--- GIVEN EXERCISE ---
Copy out lines with the word "Server" from the material that follows.
Begin GIVEN RECORDS
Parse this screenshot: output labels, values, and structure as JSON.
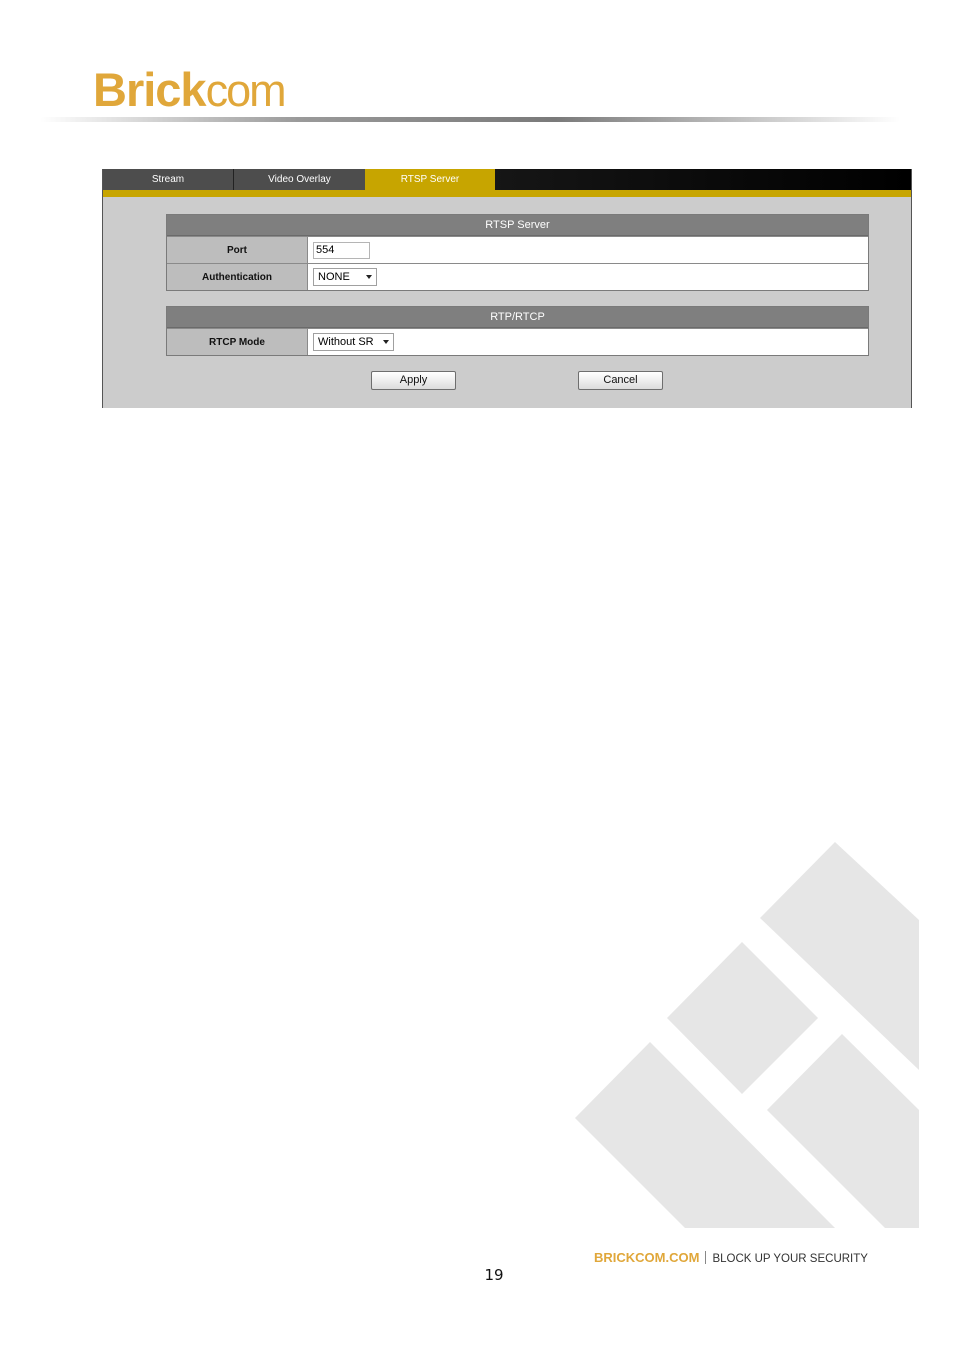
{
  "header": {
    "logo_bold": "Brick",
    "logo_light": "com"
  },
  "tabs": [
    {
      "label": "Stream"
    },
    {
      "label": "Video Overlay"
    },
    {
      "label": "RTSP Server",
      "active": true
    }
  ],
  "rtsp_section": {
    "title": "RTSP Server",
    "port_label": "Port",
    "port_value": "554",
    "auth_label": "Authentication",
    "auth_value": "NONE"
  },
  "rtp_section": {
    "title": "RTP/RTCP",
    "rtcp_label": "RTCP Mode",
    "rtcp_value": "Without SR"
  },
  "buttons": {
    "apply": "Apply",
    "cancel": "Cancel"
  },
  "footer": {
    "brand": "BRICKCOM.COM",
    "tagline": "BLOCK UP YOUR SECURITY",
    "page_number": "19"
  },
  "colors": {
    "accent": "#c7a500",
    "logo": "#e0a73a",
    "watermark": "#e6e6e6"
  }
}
End GIVEN RECORDS
--- SOLVED PROBLEM ---
      "label": "RTSP Server",
    "title": "RTSP Server",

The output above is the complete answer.